==== Records shown ====

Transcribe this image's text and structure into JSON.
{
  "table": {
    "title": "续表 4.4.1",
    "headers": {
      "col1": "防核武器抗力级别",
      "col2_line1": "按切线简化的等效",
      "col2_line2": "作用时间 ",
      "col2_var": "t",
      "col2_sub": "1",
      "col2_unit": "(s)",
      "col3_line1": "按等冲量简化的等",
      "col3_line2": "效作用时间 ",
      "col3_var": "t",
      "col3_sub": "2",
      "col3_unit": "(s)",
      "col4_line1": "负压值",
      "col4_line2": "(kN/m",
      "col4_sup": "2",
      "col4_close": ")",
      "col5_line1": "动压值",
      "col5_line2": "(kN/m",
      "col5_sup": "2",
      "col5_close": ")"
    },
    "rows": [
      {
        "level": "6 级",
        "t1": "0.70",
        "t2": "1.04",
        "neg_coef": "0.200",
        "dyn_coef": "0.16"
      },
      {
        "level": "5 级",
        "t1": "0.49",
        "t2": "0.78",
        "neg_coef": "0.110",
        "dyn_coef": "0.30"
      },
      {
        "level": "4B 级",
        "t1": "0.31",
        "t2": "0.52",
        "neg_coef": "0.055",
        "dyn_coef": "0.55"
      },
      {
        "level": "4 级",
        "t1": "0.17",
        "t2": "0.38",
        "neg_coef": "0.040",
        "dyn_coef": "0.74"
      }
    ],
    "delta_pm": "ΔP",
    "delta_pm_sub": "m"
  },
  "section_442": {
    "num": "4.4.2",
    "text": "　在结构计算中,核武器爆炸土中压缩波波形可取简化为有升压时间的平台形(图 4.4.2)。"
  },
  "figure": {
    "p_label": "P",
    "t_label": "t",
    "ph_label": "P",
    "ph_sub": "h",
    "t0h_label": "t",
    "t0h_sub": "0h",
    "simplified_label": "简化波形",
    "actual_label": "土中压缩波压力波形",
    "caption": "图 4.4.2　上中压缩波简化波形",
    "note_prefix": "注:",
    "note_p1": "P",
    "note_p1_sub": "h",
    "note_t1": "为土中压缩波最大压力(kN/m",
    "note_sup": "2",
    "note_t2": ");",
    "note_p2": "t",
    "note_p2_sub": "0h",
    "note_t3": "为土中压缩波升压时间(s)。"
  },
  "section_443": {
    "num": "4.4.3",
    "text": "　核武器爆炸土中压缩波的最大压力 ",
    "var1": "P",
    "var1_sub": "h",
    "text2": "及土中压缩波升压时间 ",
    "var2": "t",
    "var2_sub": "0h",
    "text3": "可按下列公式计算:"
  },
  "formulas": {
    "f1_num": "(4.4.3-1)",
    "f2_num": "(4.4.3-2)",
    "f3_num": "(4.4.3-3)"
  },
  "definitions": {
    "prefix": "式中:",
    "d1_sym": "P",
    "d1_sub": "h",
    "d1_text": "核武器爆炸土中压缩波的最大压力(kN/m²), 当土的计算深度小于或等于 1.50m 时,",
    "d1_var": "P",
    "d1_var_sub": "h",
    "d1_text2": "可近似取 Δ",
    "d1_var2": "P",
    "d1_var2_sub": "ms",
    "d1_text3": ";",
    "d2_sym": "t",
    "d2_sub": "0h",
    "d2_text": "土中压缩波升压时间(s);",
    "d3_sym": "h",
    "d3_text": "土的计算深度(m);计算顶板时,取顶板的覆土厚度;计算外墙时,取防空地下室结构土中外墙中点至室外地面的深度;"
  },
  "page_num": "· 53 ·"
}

====

Set problem |
Type the whole listing again, unaltered.

Response to this exercise |
Transcribe this image's text and structure into JSON.
{
  "table": {
    "title": "续表 4.4.1",
    "headers": {
      "col1": "防核武器抗力级别",
      "col2_line1": "按切线简化的等效",
      "col2_line2": "作用时间 ",
      "col2_var": "t",
      "col2_sub": "1",
      "col2_unit": "(s)",
      "col3_line1": "按等冲量简化的等",
      "col3_line2": "效作用时间 ",
      "col3_var": "t",
      "col3_sub": "2",
      "col3_unit": "(s)",
      "col4_line1": "负压值",
      "col4_line2": "(kN/m",
      "col4_sup": "2",
      "col4_close": ")",
      "col5_line1": "动压值",
      "col5_line2": "(kN/m",
      "col5_sup": "2",
      "col5_close": ")"
    },
    "rows": [
      {
        "level": "6 级",
        "t1": "0.70",
        "t2": "1.04",
        "neg_coef": "0.200",
        "dyn_coef": "0.16"
      },
      {
        "level": "5 级",
        "t1": "0.49",
        "t2": "0.78",
        "neg_coef": "0.110",
        "dyn_coef": "0.30"
      },
      {
        "level": "4B 级",
        "t1": "0.31",
        "t2": "0.52",
        "neg_coef": "0.055",
        "dyn_coef": "0.55"
      },
      {
        "level": "4 级",
        "t1": "0.17",
        "t2": "0.38",
        "neg_coef": "0.040",
        "dyn_coef": "0.74"
      }
    ],
    "delta_pm": "ΔP",
    "delta_pm_sub": "m"
  },
  "section_442": {
    "num": "4.4.2",
    "text": "　在结构计算中,核武器爆炸土中压缩波波形可取简化为有升压时间的平台形(图 4.4.2)。"
  },
  "figure": {
    "p_label": "P",
    "t_label": "t",
    "ph_label": "P",
    "ph_sub": "h",
    "t0h_label": "t",
    "t0h_sub": "0h",
    "simplified_label": "简化波形",
    "actual_label": "土中压缩波压力波形",
    "caption": "图 4.4.2　上中压缩波简化波形",
    "note_prefix": "注:",
    "note_p1": "P",
    "note_p1_sub": "h",
    "note_t1": "为土中压缩波最大压力(kN/m",
    "note_sup": "2",
    "note_t2": ");",
    "note_p2": "t",
    "note_p2_sub": "0h",
    "note_t3": "为土中压缩波升压时间(s)。"
  },
  "section_443": {
    "num": "4.4.3",
    "text": "　核武器爆炸土中压缩波的最大压力 ",
    "var1": "P",
    "var1_sub": "h",
    "text2": "及土中压缩波升压时间 ",
    "var2": "t",
    "var2_sub": "0h",
    "text3": "可按下列公式计算:"
  },
  "formulas": {
    "f1_num": "(4.4.3-1)",
    "f2_num": "(4.4.3-2)",
    "f3_num": "(4.4.3-3)"
  },
  "definitions": {
    "prefix": "式中:",
    "d1_sym": "P",
    "d1_sub": "h",
    "d1_text": "核武器爆炸土中压缩波的最大压力(kN/m²), 当土的计算深度小于或等于 1.50m 时,",
    "d1_var": "P",
    "d1_var_sub": "h",
    "d1_text2": "可近似取 Δ",
    "d1_var2": "P",
    "d1_var2_sub": "ms",
    "d1_text3": ";",
    "d2_sym": "t",
    "d2_sub": "0h",
    "d2_text": "土中压缩波升压时间(s);",
    "d3_sym": "h",
    "d3_text": "土的计算深度(m);计算顶板时,取顶板的覆土厚度;计算外墙时,取防空地下室结构土中外墙中点至室外地面的深度;"
  },
  "page_num": "· 53 ·"
}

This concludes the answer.